● EXERCISE TASK: Return a copy of every line in the records that includes the word "Illness".

● SUPPLIED RECORDS:
- - - - - - -

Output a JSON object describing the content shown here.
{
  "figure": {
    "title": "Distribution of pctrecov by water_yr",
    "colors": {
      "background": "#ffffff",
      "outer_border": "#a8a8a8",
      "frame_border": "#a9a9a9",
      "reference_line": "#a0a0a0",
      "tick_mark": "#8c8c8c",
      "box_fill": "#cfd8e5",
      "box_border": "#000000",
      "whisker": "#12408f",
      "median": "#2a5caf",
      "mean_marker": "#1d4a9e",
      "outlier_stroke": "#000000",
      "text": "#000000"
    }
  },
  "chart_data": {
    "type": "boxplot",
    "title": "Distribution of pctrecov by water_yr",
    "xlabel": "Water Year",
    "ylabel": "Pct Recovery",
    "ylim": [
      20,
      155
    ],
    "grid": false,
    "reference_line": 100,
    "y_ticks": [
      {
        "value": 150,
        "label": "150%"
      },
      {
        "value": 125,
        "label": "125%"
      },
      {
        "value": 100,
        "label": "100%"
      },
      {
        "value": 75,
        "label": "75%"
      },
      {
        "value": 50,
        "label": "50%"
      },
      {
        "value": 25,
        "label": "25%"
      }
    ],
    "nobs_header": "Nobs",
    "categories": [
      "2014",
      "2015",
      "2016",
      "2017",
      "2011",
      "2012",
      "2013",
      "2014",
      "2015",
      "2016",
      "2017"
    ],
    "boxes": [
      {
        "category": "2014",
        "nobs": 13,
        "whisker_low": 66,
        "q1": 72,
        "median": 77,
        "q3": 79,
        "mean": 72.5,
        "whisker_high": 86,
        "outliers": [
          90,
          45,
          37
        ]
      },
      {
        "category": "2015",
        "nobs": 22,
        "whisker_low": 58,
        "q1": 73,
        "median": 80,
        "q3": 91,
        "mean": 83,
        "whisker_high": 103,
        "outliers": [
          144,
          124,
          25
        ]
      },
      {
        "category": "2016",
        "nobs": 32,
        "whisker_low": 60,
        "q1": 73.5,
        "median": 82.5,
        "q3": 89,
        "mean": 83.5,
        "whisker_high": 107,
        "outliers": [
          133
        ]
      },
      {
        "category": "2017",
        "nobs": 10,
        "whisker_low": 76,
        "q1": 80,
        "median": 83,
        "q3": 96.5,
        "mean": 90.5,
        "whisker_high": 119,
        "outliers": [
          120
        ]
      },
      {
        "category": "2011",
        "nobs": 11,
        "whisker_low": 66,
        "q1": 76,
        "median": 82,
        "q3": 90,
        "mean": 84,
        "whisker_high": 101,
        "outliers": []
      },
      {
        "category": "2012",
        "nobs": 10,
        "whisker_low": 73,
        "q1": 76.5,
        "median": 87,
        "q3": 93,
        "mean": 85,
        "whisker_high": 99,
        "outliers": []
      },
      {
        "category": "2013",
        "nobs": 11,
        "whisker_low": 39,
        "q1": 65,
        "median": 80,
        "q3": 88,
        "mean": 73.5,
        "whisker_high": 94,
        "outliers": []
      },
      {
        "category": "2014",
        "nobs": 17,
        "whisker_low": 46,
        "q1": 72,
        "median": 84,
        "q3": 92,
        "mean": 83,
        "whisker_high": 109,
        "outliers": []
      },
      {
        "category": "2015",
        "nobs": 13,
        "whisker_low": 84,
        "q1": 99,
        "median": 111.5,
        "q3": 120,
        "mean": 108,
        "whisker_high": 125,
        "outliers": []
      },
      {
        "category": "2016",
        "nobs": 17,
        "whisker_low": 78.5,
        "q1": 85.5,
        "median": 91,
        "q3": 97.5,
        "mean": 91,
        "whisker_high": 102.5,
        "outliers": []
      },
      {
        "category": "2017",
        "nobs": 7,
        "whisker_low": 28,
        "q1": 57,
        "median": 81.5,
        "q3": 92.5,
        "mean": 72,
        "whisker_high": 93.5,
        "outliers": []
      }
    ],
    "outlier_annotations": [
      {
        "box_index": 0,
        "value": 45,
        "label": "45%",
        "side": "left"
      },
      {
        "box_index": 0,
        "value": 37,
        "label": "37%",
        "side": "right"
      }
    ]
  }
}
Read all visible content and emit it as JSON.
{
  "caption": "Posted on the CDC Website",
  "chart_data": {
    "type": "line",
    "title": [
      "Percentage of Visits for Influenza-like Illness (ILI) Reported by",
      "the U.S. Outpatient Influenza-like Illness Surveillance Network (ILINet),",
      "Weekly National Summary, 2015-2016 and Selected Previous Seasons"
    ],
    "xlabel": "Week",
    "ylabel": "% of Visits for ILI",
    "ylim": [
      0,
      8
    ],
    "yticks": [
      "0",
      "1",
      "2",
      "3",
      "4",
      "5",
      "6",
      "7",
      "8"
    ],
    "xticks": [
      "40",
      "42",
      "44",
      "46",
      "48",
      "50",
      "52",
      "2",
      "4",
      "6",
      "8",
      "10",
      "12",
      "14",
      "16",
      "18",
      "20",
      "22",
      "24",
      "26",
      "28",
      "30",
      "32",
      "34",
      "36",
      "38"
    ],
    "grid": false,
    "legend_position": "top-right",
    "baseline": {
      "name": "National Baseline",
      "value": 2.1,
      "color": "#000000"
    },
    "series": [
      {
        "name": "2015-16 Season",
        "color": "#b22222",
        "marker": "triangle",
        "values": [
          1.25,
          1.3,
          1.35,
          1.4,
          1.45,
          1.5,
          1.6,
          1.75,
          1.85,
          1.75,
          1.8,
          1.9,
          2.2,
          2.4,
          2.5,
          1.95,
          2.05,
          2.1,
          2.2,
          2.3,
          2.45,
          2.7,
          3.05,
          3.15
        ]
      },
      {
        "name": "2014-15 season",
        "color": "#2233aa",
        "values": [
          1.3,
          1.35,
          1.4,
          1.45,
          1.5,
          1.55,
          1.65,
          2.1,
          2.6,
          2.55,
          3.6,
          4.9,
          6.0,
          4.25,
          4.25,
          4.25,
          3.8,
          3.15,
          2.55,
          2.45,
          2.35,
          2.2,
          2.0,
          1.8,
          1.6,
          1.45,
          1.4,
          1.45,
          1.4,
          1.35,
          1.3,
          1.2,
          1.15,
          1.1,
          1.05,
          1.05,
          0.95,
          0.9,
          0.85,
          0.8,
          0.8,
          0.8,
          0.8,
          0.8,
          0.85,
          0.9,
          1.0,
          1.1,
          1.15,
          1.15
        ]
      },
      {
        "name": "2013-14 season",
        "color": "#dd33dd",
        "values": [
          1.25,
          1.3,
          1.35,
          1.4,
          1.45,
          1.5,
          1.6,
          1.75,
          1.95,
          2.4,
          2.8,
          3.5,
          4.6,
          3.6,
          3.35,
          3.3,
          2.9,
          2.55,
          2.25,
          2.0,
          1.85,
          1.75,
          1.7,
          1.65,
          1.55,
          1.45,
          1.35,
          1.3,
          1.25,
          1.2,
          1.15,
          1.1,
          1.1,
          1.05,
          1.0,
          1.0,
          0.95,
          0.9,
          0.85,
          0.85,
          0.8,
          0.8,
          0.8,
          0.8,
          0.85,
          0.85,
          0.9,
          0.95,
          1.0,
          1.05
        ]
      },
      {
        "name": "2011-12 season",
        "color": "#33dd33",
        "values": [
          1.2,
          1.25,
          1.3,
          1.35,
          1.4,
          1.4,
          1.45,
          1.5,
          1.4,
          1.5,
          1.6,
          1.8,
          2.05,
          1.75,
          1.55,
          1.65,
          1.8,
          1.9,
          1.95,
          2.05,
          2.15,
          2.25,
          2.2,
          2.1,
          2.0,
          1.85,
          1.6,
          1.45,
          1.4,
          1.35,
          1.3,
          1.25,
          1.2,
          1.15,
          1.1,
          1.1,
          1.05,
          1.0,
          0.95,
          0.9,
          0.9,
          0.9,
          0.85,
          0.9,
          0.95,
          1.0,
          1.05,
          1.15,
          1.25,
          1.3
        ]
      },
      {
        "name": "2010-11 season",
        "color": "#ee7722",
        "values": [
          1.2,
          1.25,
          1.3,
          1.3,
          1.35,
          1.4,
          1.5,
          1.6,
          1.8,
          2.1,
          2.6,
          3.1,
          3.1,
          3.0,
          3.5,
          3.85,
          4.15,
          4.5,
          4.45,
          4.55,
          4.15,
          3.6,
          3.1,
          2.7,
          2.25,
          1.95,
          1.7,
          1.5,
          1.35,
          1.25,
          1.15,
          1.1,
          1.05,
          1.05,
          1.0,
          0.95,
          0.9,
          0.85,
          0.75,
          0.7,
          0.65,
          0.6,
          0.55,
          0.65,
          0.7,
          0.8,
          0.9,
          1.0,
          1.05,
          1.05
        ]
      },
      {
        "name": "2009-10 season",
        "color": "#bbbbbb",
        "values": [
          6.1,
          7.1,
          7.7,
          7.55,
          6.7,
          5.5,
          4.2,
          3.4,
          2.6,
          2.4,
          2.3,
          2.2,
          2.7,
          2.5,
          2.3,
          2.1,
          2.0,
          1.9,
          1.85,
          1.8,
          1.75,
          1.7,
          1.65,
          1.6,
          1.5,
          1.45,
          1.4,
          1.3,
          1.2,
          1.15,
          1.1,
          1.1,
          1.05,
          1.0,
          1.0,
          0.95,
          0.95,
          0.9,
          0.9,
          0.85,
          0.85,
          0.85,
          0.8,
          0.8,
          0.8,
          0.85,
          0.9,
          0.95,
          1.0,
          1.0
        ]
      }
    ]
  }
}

- - - - - - -

● RESPONSE BELOW:
      "Percentage of Visits for Influenza-like Illness (ILI) Reported by",
      "the U.S. Outpatient Influenza-like Illness Surveillance Network (ILINet),",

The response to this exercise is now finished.